Naar de supermarkt gaat het Rotterdamse echtpaar weinig meer. „Alleen nog voor de dingen die je eigenlijk alleen daar kunt kopen, zoals wc-papier”, vertelt ze.
Gerlinde vindt dat de mens goed moet zorgen voor wat hem gegeven is. „Dat strekt heel ver. Dat geldt voor je kinderen, maar ook voor de spullen die je hebt. We moeten goed zorgen voor wat we hebben en daar hoort de aarde ook bij. We hebben deze wereld van God gekregen.”
Dumpen
Zelf koopt Gerlinde, om duurzaam te leven, bijna al haar kleding bij de kringloop. „Behalve ondergoed. En sokken, maar die vind je bijna nooit tweedehands”, zegt ze.
Toch is er ook bij Gerlinde een grens. Hoewel er vaak nieuwe dingen bij de kringloop liggen, vertelt ze dat ze een wc-borstel toch niet zo gauw tweedehands zou kopen.

Opgesomde rijen:
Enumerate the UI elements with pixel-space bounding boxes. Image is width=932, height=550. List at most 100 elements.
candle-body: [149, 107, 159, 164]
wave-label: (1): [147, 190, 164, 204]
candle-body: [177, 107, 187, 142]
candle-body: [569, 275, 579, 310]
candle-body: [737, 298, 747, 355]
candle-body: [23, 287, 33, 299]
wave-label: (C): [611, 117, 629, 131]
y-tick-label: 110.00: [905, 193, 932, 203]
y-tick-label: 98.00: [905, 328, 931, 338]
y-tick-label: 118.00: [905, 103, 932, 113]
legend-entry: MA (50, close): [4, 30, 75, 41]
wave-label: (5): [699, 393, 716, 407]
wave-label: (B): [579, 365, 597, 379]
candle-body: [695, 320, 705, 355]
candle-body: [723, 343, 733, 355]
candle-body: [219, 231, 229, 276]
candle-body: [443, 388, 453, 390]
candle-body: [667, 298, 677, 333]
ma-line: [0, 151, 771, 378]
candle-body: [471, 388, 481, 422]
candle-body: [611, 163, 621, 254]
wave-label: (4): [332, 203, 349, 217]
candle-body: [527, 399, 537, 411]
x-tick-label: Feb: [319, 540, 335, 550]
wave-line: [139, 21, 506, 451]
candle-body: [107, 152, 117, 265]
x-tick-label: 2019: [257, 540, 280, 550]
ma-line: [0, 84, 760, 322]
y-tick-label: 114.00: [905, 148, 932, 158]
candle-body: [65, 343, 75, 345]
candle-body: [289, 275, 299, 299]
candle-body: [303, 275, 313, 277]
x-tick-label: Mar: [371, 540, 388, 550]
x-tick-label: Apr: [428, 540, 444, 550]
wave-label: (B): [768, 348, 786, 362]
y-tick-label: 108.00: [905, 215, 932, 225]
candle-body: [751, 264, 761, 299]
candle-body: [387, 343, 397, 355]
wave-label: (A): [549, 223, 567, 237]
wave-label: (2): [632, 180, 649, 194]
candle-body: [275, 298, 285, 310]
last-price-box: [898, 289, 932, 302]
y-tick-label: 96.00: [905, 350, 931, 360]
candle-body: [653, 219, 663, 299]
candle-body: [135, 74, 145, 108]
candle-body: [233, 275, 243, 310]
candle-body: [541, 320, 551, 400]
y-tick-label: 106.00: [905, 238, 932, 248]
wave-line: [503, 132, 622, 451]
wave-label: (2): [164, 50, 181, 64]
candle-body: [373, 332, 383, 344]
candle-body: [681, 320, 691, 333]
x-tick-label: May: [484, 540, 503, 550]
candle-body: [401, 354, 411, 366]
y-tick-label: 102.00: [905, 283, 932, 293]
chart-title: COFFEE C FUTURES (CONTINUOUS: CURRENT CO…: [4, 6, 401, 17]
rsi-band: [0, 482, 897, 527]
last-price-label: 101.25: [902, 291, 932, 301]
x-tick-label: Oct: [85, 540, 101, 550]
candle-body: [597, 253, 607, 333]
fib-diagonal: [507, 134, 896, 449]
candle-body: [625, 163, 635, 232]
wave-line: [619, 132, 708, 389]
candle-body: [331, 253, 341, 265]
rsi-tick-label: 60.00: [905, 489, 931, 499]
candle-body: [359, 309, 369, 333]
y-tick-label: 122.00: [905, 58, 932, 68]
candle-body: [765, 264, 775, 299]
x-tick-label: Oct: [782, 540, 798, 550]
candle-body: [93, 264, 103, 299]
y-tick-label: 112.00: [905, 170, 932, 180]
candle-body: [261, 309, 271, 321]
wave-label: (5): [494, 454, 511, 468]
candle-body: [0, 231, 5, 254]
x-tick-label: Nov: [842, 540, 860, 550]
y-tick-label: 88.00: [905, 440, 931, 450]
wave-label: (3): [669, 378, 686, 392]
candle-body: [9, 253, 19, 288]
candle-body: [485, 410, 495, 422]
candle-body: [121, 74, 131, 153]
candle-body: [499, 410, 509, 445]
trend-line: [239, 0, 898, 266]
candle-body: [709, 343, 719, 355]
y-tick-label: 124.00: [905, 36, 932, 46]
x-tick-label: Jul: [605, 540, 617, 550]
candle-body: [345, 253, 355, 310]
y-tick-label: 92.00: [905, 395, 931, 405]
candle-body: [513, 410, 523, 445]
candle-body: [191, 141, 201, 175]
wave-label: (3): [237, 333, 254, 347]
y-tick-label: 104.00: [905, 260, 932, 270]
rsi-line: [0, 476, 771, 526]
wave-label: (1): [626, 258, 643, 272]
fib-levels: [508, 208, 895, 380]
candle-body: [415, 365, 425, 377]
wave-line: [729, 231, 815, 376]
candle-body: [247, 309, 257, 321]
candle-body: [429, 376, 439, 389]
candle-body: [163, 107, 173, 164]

Te doen:
1. Geef voor elke bewering aan of de tekst over Gerlinde haar ondersteunt, met ja of nee en de doorslaggevende woorden uit de tekst als citaat. (a) Gerlinde koopt bijna al haar kleding bij de kringloop. (b) Het Rotterdamse echtpaar gaat nog vaak naar de supermarkt. (c) Gerlinde zou zonder bezwaar een tweedehands wc-borstel kopen.
2. Van wie hebben we deze wereld gekregen volgens Gerlinde in de tekst over Gerlinde?
3. Noem alles waarvoor we volgens Gerlinde in de tekst over Gerlinde goed moeten zorgen.

Antwoorden:
1.
(a) Ja: "bijna al haar kleding bij de kringloop"
(b) Nee: "Naar de supermarkt gaat het Rotterdamse echtpaar weinig meer."
(c) Nee: "een wc-borstel toch niet zo gauw tweedehands zou kopen"

2. Van God.

3.
- je kinderen
- de spullen die je hebt
- de aarde